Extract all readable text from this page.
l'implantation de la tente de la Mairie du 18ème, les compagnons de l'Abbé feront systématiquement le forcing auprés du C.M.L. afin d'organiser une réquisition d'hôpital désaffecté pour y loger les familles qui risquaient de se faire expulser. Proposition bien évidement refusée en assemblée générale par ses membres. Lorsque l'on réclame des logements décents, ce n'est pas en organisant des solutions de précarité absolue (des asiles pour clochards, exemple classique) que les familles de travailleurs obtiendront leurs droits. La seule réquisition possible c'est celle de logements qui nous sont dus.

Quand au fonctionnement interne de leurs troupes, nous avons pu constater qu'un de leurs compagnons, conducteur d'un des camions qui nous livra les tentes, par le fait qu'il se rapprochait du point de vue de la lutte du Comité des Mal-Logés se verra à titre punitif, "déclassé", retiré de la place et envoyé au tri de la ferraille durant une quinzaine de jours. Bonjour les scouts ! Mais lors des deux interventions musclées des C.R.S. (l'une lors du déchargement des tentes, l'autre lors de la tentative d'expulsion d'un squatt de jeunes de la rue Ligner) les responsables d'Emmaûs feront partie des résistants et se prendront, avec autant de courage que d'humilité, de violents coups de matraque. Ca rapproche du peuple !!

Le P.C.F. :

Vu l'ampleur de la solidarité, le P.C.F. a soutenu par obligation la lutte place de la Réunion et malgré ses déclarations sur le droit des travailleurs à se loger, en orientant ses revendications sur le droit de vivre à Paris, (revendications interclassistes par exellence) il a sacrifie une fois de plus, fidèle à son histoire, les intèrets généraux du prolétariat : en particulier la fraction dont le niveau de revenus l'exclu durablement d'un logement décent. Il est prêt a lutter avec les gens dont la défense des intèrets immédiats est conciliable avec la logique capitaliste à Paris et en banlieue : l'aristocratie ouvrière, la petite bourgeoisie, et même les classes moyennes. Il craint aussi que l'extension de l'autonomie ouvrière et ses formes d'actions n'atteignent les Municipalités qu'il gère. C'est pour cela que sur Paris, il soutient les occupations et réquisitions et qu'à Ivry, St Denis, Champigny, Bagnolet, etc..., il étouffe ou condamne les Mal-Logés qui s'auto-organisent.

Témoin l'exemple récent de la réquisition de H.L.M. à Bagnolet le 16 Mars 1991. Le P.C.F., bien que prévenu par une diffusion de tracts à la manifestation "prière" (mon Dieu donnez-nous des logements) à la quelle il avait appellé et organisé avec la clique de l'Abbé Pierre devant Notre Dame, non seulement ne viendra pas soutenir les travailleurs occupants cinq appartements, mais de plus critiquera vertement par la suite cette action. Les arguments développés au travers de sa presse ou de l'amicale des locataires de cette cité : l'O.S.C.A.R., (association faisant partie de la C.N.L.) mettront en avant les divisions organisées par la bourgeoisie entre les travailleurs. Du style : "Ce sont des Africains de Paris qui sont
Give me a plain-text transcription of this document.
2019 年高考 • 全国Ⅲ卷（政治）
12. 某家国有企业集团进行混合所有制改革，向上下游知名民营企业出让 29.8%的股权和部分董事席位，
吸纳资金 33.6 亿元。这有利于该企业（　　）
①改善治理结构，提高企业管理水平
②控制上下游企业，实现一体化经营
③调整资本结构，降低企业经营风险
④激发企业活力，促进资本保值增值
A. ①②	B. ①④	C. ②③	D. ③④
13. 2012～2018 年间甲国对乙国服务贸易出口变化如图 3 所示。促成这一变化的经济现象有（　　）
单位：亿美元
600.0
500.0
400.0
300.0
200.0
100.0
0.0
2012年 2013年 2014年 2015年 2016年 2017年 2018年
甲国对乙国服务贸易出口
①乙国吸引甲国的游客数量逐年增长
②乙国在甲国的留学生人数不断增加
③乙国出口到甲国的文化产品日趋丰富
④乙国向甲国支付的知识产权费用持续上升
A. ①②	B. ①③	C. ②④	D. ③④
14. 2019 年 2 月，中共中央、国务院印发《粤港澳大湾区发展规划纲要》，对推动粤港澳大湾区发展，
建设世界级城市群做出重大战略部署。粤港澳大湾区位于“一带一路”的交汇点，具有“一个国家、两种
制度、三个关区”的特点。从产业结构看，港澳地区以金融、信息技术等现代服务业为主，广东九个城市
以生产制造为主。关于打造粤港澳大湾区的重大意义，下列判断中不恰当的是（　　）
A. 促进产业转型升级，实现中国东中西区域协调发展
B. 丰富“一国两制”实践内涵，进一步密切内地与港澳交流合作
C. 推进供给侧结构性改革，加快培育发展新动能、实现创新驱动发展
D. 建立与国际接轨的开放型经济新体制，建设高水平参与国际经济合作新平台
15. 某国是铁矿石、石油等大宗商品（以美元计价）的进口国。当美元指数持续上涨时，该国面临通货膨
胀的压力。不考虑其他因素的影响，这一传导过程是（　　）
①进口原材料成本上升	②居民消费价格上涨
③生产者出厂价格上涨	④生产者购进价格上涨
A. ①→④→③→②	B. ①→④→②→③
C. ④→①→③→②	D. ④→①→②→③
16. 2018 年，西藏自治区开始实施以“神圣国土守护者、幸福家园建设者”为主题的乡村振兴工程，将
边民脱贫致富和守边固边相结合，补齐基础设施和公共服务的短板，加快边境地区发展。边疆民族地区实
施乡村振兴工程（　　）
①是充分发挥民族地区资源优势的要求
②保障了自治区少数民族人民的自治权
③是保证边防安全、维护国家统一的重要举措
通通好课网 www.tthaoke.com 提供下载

#### Your task
Please list every line of the records that contains "text".

#### Solution for this task
Extract all readable text from this page.
Give me a plain-text transcription of this document.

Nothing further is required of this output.